■ EXCERPT TO READ
○ ○ ○ ○ ○ ○ ○

The SAC alleges that Westminster shared office space with Rhino, that it was an "active" broker-dealer for Rhino and other Defendants, and that it traded over 1,800,000 shares of Sedona stock as a non-reporting market maker. (SAC ¶ 174.) The SAC also asserts a belief that Westminster, with cooperation from its prime broker, Pershing, "illegally converted short positions into false long positions, disguised the delivery of conversion shares of Sedona to co-conspirators to cover illegal short positions, and knowingly participated in manipulating the stock of Sedona up or down." (Id. ¶ 175.) With respect to Pershing, the SAC alleges that it was a "primary violator in the fraudulent scheme" because it had "access to confidential information of Westminster and Rhino, and the power to determining whether or not to clear their transactions." (Id. ¶ 179.) The SAC alleges that "Pershing was more than the clearing agent for Westminster. It was a direct participant in the illegal scheme to artificially manipulate and decrease the market price of Sedona's stock." (Id.) The SAC adds that, when Rhino acted upon its conversion rights on behalf of Amro, Rhino directed Sedona to remit the conversion shares to Pershing. (Id. ¶¶ 186-87.)

○ ○ ○ ○ ○ ○ ○

Listings of boxed layout items:
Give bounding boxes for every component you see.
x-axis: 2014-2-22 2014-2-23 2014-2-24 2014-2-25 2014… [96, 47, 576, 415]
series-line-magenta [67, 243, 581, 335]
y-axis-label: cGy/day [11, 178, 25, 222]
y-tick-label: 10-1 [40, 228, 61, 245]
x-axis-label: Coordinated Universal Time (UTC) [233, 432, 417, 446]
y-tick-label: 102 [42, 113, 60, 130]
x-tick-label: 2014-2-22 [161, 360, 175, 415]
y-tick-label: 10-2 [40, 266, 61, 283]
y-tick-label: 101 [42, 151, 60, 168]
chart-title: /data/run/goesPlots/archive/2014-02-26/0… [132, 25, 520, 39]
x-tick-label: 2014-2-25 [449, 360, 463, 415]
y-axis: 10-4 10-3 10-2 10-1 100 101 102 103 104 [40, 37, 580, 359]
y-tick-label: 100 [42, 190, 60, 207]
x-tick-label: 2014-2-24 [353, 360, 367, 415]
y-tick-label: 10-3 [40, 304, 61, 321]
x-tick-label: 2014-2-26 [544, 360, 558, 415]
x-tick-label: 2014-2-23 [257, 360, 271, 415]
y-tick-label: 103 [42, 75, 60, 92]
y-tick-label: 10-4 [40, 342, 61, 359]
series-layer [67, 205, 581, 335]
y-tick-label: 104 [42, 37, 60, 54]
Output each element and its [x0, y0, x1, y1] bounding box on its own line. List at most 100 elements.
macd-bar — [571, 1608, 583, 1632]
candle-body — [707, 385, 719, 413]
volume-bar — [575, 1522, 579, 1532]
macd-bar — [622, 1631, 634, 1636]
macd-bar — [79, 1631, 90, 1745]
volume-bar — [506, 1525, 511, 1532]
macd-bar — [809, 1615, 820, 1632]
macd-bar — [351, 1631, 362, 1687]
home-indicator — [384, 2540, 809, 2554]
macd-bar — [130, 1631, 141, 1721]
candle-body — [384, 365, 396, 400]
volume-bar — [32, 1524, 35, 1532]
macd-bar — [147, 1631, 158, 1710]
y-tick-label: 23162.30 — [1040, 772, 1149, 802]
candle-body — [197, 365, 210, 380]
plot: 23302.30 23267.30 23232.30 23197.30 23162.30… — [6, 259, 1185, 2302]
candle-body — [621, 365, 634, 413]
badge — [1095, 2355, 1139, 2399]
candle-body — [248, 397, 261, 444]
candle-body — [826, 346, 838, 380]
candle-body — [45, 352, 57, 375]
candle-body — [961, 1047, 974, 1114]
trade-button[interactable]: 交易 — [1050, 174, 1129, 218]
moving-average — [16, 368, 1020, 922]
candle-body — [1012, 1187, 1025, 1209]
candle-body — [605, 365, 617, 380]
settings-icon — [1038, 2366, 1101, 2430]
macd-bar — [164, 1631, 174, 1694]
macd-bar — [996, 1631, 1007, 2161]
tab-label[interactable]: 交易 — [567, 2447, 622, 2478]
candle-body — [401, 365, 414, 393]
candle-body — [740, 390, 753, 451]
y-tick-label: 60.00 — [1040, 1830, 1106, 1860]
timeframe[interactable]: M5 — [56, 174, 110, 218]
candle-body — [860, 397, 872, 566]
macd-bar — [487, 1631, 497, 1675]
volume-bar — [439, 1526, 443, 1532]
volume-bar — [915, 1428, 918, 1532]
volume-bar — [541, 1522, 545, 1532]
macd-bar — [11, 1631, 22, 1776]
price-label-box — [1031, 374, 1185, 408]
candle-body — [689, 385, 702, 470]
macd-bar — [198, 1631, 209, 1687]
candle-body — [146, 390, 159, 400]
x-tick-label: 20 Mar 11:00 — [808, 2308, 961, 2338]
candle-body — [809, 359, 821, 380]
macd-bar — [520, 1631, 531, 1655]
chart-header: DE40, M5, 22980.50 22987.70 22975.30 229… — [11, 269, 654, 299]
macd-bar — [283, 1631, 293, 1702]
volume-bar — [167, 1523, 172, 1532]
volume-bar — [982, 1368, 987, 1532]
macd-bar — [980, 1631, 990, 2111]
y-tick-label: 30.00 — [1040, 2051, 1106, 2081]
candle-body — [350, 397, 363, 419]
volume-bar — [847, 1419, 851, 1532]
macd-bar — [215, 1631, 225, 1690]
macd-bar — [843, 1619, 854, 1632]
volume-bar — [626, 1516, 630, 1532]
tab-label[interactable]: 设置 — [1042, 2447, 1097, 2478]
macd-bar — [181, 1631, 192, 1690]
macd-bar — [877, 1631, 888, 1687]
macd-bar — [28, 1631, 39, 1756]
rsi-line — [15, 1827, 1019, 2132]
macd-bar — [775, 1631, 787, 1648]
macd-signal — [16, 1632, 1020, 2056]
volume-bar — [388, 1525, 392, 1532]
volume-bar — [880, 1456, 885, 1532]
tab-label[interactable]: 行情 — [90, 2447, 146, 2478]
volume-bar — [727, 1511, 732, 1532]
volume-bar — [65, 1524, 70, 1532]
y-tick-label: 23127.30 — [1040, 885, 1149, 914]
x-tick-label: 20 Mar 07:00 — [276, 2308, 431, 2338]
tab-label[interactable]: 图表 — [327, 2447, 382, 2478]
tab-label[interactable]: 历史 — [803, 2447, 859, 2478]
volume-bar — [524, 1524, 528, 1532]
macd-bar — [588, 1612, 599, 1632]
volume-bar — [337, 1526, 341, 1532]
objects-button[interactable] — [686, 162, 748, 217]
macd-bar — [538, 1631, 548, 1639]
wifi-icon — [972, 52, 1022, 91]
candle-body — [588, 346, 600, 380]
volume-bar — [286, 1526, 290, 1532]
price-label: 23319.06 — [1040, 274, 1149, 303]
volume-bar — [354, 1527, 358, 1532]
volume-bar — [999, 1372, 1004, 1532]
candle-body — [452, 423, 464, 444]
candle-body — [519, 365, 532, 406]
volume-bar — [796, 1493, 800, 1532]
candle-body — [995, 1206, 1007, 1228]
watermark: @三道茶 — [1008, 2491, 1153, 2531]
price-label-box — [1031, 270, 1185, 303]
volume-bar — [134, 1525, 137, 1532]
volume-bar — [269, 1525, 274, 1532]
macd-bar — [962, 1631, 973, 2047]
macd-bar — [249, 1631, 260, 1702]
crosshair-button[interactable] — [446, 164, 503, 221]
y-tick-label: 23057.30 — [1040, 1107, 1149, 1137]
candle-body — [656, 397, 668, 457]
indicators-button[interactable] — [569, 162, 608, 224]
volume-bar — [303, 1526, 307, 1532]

○ ○ ○ ○ ○ ○ ○

■ STATED EXERCISE 1
According to the excerpt on the SAC's allegations, how many shares of Sedona stock did Westminster trade?
■ STATED EXERCISE 2
Render everything in the entries, from their first line down to the line containing "candle-body — [197, 365, 210, 380]", as a numbered list, leaving out any blank lines.

■ WORKED SOLUTION 1
Over 1,800,000 shares, as a non-reporting market maker.

■ WORKED SOLUTION 2
1. Give bounding boxes for every component you see.
2. x-axis: 2014-2-22 2014-2-23 2014-2-24 2014-2-25 2014… [96, 47, 576, 415]
3. series-line-magenta [67, 243, 581, 335]
4. y-axis-label: cGy/day [11, 178, 25, 222]
5. y-tick-label: 10-1 [40, 228, 61, 245]
6. x-axis-label: Coordinated Universal Time (UTC) [233, 432, 417, 446]
7. y-tick-label: 102 [42, 113, 60, 130]
8. x-tick-label: 2014-2-22 [161, 360, 175, 415]
9. y-tick-label: 10-2 [40, 266, 61, 283]
10. y-tick-label: 101 [42, 151, 60, 168]
11. chart-title: /data/run/goesPlots/archive/2014-02-26/0… [132, 25, 520, 39]
12. x-tick-label: 2014-2-25 [449, 360, 463, 415]
13. y-axis: 10-4 10-3 10-2 10-1 100 101 102 103 104 [40, 37, 580, 359]
14. y-tick-label: 100 [42, 190, 60, 207]
15. x-tick-label: 2014-2-24 [353, 360, 367, 415]
16. y-tick-label: 10-3 [40, 304, 61, 321]
17. x-tick-label: 2014-2-26 [544, 360, 558, 415]
18. x-tick-label: 2014-2-23 [257, 360, 271, 415]
19. y-tick-label: 103 [42, 75, 60, 92]
20. y-tick-label: 10-4 [40, 342, 61, 359]
21. series-layer [67, 205, 581, 335]
22. y-tick-label: 104 [42, 37, 60, 54]
23. Output each element and its [x0, y0, x1, y1] bounding box on its own line. List at most 100 elements.
24. macd-bar — [571, 1608, 583, 1632]
25. candle-body — [707, 385, 719, 413]
26. volume-bar — [575, 1522, 579, 1532]
27. macd-bar — [622, 1631, 634, 1636]
28. macd-bar — [79, 1631, 90, 1745]
29. volume-bar — [506, 1525, 511, 1532]
30. macd-bar — [809, 1615, 820, 1632]
31. macd-bar — [351, 1631, 362, 1687]
32. home-indicator — [384, 2540, 809, 2554]
33. macd-bar — [130, 1631, 141, 1721]
34. candle-body — [384, 365, 396, 400]
35. volume-bar — [32, 1524, 35, 1532]
36. macd-bar — [147, 1631, 158, 1710]
37. y-tick-label: 23162.30 — [1040, 772, 1149, 802]
38. candle-body — [197, 365, 210, 380]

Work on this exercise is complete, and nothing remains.